### [Text section]
Get Emotional
Co-Schedule has built upon what government researchers studying the roots of languages had done in the '60s and '70s. The findings revealed that emotional language creates a very predictable response. If you haven’t yet discovered the "Headline Analyzer," I highly recommend you give it a try. Personally, I have it bookmarked, and my articles don’t leave home without it!
Before you let your email out the door, ask "What will this make my reader feel?" Remember, if you want gifts, you must give them. I talk about this most often as it relates to donor acknowledgements and stewardship, but it also applies to all of your content marketing and fundraising.
Are you offering something that gives folks a reason to click "open"? Does your email appear to be something that will make their lives better, keep them more informed, give them a chuckle, make them feel like they’re involved in something meaningful or otherwise stimulate them? Are you making them feel connected to something larger than themselves—a special club, a family, a community, a movement, a cause? Is it instantly clear how they can help resolve a crisis, contribute in an emergency, meet a deadline or put a campaign over its goal?

Items listed in a dataset
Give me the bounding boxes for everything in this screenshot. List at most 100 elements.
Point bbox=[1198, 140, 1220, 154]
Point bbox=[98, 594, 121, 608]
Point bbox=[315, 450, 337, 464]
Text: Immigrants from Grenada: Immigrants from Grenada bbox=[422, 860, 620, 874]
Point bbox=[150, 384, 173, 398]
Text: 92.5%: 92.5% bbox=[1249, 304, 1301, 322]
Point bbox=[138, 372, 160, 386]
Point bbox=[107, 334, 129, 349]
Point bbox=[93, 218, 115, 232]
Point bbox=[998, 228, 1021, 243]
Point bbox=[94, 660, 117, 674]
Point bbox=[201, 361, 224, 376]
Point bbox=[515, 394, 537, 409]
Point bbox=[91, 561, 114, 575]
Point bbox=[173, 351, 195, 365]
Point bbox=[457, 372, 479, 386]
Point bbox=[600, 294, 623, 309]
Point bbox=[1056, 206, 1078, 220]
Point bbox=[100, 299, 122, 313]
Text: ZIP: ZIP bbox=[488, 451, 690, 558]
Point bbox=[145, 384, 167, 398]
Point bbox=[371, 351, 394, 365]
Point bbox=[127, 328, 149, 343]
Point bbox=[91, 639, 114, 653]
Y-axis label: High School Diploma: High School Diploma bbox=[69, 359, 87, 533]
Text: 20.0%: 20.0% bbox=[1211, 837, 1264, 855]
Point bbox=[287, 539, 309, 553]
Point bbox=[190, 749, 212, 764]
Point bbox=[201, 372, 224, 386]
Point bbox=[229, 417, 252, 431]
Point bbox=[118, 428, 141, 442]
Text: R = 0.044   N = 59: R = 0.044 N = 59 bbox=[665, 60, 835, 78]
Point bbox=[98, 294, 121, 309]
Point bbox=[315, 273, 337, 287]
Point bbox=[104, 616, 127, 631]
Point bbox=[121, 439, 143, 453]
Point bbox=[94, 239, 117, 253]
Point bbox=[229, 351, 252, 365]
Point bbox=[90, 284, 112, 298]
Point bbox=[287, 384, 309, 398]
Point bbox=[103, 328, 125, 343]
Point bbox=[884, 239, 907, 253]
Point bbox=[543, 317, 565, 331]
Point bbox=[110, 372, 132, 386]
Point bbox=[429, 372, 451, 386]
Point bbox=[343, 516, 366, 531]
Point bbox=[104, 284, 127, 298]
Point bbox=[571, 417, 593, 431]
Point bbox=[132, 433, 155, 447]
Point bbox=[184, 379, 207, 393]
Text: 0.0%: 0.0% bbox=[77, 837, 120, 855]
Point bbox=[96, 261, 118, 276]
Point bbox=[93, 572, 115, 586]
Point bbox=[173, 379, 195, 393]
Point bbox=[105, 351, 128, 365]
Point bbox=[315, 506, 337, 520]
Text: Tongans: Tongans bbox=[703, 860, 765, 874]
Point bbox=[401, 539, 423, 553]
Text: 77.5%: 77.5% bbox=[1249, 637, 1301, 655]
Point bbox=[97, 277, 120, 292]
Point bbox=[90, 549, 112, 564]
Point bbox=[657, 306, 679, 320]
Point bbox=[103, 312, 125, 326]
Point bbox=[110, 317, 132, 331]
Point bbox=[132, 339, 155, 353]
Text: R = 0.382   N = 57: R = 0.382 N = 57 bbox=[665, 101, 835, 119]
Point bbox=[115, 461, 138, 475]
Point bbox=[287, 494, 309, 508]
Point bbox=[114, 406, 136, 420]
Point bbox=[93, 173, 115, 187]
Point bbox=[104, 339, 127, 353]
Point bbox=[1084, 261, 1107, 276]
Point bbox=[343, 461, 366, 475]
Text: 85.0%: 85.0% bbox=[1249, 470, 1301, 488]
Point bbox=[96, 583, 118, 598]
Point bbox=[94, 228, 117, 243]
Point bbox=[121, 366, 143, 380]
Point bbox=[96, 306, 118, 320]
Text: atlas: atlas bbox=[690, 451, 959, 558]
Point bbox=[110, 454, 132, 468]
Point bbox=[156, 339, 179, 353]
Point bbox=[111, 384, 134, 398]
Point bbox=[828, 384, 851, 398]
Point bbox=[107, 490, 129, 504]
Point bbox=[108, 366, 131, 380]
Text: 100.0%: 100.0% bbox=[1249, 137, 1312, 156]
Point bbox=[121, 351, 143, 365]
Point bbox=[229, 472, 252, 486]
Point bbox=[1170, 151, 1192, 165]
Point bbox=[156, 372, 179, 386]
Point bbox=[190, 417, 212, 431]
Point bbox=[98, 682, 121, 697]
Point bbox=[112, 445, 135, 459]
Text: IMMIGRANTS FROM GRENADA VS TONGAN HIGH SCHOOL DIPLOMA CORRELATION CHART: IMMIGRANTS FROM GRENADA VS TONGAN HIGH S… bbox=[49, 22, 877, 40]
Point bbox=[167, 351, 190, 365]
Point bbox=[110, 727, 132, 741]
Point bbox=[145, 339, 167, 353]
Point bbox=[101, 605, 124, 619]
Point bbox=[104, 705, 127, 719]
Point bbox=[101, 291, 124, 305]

### [Instructions]
1. From the passage on emotional language, extract the wording starting at "Are you offering" and ending at "over its goal?".
2. Answer these questions from the passage on emotional language:
(a) In which decades did the government researchers do the work that Co-Schedule built upon?
(b) What question should you ask before letting an email out the door?
(c) Which tool does the writer keep bookmarked?
3. Carry on the passage on emotional language from its last sentence.
The listing is material apart from the passage on emotional language.

### [Answers by task]
1.
Are you offering something that gives folks a reason to click "open"? Does your email appear to be something that will make their lives better, keep them more informed, give them a chuckle, make them feel like they’re involved in something meaningful or otherwise stimulate them? Are you making them feel connected to something larger than themselves—a special club, a family, a community, a movement, a cause? Is it instantly clear how they can help resolve a crisis, contribute in an emergency, meet a deadline or put a campaign over its goal?

2.
(a) The '60s and '70s.
(b) "What will this make my reader feel?"
(c) The "Headline Analyzer."

3.
Here are some specific examples of ways to key into various emotions, such as how to:
- Tell users to take action. "Children’s lives need saving" differs from "Save children’s lives."
- Create urgency. "Double your donation" differs from "Double your donation before our challenge expires."
- Get readers curious. "You won’t believe this!" differs from "Do you know how many people are hungry in our community?" Don’t overpromise and then deliver up something that’s not all that incredible. No one likes to feel duped into clicking.
- Kick up excitement. "Our 100th anniversary is this Saturday" differs from "Join us Saturday for the celebration!"
- Inspire happiness. "Thanks for giving" differs from "Thanks for giving, and double your money today."
- Ask a good question. "What worries you most about homeless kids?" differs from "What’s the biggest problem homeless kids face?" Open-ended questions work well for face-to-face asks, when you want to get your donor talking. For email subject lines, close-ended questions (that imply you’ll offer the answer inside) work better because they don’t require your donor to think too much—which can cause them to hit "delete."
- Sound human. "Your help is needed" differs from "Could you help Jimmy out?"
- Be more concise. “Announcing your chance to buy raffle tickets for our 10th anniversary gala” differs from “Anniversary gala: Buy your raffle tickets now”
Co-Schedule also offers some easy subject-line templates you can use as guidelines.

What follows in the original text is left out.